- [PROBLEM]:
In the records below, pick out all lines containing the word "name".
___
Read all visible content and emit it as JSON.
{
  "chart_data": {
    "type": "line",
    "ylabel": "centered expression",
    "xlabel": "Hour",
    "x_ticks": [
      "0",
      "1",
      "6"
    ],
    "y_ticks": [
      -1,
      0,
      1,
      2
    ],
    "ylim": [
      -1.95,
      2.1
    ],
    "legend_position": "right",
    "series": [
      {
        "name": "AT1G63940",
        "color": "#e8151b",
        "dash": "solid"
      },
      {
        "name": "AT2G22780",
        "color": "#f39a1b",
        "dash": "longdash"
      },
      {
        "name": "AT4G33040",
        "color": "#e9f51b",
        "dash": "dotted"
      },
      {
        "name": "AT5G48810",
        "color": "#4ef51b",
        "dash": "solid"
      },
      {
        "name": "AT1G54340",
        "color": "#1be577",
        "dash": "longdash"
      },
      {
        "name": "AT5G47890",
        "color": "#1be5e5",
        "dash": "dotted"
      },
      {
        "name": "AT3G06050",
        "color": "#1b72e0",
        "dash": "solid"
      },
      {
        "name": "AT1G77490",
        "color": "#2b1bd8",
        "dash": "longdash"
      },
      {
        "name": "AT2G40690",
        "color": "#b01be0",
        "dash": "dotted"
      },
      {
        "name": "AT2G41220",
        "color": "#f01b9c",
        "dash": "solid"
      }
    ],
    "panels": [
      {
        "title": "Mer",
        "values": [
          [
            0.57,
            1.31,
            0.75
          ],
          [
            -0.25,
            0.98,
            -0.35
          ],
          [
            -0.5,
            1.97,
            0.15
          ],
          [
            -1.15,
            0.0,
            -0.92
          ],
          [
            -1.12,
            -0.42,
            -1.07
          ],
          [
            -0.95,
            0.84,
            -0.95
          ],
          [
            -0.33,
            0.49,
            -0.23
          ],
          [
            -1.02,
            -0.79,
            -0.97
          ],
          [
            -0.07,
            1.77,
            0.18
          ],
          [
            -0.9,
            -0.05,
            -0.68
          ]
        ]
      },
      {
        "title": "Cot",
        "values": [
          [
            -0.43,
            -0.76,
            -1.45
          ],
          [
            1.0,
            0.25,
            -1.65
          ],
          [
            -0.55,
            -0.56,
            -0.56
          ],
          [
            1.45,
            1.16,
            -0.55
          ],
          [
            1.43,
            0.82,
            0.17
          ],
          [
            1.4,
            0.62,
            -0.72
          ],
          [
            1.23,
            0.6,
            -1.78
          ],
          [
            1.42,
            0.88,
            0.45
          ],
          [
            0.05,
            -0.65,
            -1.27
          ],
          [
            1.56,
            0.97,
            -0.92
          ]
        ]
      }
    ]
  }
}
___
- [OUTPUT FOR THIS EXERCISE]:
        "name": "AT1G63940",
        "name": "AT2G22780",
        "name": "AT4G33040",
        "name": "AT5G48810",
        "name": "AT1G54340",
        "name": "AT5G47890",
        "name": "AT3G06050",
        "name": "AT1G77490",
        "name": "AT2G40690",
        "name": "AT2G41220",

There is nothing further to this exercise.